> _Task statement_
Type every record exactly as it appears.

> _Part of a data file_

╔══

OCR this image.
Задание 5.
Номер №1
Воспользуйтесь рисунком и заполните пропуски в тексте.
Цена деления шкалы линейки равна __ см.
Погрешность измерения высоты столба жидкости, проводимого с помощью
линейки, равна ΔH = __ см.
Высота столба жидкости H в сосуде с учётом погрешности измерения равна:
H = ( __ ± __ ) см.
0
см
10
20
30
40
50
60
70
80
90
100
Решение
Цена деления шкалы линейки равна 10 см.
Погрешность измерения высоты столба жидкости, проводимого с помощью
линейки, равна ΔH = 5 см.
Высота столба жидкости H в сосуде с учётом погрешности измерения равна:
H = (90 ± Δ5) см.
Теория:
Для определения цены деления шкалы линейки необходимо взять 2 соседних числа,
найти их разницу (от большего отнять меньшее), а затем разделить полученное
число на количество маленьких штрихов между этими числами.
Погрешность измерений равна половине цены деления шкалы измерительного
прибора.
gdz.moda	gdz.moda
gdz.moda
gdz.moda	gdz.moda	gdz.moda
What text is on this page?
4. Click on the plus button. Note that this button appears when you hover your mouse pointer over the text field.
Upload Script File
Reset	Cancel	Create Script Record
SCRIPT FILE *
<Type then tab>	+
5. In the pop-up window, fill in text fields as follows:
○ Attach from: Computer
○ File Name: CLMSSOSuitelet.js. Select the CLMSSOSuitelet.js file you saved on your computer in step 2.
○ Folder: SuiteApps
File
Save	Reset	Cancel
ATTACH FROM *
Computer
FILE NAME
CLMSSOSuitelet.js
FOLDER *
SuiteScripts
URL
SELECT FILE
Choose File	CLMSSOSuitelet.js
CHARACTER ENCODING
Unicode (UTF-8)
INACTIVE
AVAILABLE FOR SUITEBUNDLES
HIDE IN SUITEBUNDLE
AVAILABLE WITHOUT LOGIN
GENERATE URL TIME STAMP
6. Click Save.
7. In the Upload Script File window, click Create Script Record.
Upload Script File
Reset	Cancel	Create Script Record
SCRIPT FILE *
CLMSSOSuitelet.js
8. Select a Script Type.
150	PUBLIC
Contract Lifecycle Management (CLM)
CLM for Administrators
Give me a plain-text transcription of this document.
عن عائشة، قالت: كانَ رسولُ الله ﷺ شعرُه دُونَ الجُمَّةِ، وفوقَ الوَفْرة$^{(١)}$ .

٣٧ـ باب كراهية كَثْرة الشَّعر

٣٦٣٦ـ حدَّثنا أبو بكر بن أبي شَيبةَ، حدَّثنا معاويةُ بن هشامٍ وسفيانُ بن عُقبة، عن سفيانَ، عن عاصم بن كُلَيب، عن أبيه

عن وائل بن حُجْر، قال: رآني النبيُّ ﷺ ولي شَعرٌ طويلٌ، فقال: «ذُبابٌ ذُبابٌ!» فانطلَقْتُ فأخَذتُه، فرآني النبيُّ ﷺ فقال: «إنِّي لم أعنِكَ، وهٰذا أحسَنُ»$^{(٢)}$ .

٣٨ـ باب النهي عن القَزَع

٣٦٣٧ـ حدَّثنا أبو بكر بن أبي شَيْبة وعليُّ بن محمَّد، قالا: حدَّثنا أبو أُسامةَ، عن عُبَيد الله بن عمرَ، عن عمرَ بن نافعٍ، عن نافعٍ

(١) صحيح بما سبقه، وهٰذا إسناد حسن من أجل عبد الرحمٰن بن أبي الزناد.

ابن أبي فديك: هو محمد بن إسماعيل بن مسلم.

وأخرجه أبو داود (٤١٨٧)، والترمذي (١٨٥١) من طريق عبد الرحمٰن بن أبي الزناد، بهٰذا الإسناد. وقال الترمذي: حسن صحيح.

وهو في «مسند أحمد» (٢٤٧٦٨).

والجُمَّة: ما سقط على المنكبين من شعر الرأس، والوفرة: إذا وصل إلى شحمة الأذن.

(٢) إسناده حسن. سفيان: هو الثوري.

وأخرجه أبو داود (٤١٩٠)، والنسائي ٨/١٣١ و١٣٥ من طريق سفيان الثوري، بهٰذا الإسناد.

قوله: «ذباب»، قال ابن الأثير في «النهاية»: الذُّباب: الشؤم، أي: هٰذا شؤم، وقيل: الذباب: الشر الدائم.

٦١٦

╚══

> _Full response_
OCR this image.
Задание 5.
Номер №1
Воспользуйтесь рисунком и заполните пропуски в тексте.
Цена деления шкалы линейки равна __ см.
Погрешность измерения высоты столба жидкости, проводимого с помощью
линейки, равна ΔH = __ см.
Высота столба жидкости H в сосуде с учётом погрешности измерения равна:
H = ( __ ± __ ) см.
0
см
10
20
30
40
50
60
70
80
90
100
Решение
Цена деления шкалы линейки равна 10 см.
Погрешность измерения высоты столба жидкости, проводимого с помощью
линейки, равна ΔH = 5 см.
Высота столба жидкости H в сосуде с учётом погрешности измерения равна:
H = (90 ± Δ5) см.
Теория:
Для определения цены деления шкалы линейки необходимо взять 2 соседних числа,
найти их разницу (от большего отнять меньшее), а затем разделить полученное
число на количество маленьких штрихов между этими числами.
Погрешность измерений равна половине цены деления шкалы измерительного
прибора.
gdz.moda	gdz.moda
gdz.moda
gdz.moda	gdz.moda	gdz.moda
What text is on this page?
4. Click on the plus button. Note that this button appears when you hover your mouse pointer over the text field.
Upload Script File
Reset	Cancel	Create Script Record
SCRIPT FILE *
<Type then tab>	+
5. In the pop-up window, fill in text fields as follows:
○ Attach from: Computer
○ File Name: CLMSSOSuitelet.js. Select the CLMSSOSuitelet.js file you saved on your computer in step 2.
○ Folder: SuiteApps
File
Save	Reset	Cancel
ATTACH FROM *
Computer
FILE NAME
CLMSSOSuitelet.js
FOLDER *
SuiteScripts
URL
SELECT FILE
Choose File	CLMSSOSuitelet.js
CHARACTER ENCODING
Unicode (UTF-8)
INACTIVE
AVAILABLE FOR SUITEBUNDLES
HIDE IN SUITEBUNDLE
AVAILABLE WITHOUT LOGIN
GENERATE URL TIME STAMP
6. Click Save.
7. In the Upload Script File window, click Create Script Record.
Upload Script File
Reset	Cancel	Create Script Record
SCRIPT FILE *
CLMSSOSuitelet.js
8. Select a Script Type.
150	PUBLIC
Contract Lifecycle Management (CLM)
CLM for Administrators
Give me a plain-text transcription of this document.
عن عائشة، قالت: كانَ رسولُ الله ﷺ شعرُه دُونَ الجُمَّةِ، وفوقَ الوَفْرة$^{(١)}$ .

٣٧ـ باب كراهية كَثْرة الشَّعر

٣٦٣٦ـ حدَّثنا أبو بكر بن أبي شَيبةَ، حدَّثنا معاويةُ بن هشامٍ وسفيانُ بن عُقبة، عن سفيانَ، عن عاصم بن كُلَيب، عن أبيه

عن وائل بن حُجْر، قال: رآني النبيُّ ﷺ ولي شَعرٌ طويلٌ، فقال: «ذُبابٌ ذُبابٌ!» فانطلَقْتُ فأخَذتُه، فرآني النبيُّ ﷺ فقال: «إنِّي لم أعنِكَ، وهٰذا أحسَنُ»$^{(٢)}$ .

٣٨ـ باب النهي عن القَزَع

٣٦٣٧ـ حدَّثنا أبو بكر بن أبي شَيْبة وعليُّ بن محمَّد، قالا: حدَّثنا أبو أُسامةَ، عن عُبَيد الله بن عمرَ، عن عمرَ بن نافعٍ، عن نافعٍ

(١) صحيح بما سبقه، وهٰذا إسناد حسن من أجل عبد الرحمٰن بن أبي الزناد.

ابن أبي فديك: هو محمد بن إسماعيل بن مسلم.

وأخرجه أبو داود (٤١٨٧)، والترمذي (١٨٥١) من طريق عبد الرحمٰن بن أبي الزناد، بهٰذا الإسناد. وقال الترمذي: حسن صحيح.

وهو في «مسند أحمد» (٢٤٧٦٨).

والجُمَّة: ما سقط على المنكبين من شعر الرأس، والوفرة: إذا وصل إلى شحمة الأذن.

(٢) إسناده حسن. سفيان: هو الثوري.

وأخرجه أبو داود (٤١٩٠)، والنسائي ٨/١٣١ و١٣٥ من طريق سفيان الثوري، بهٰذا الإسناد.

قوله: «ذباب»، قال ابن الأثير في «النهاية»: الذُّباب: الشؤم، أي: هٰذا شؤم، وقيل: الذباب: الشر الدائم.

٦١٦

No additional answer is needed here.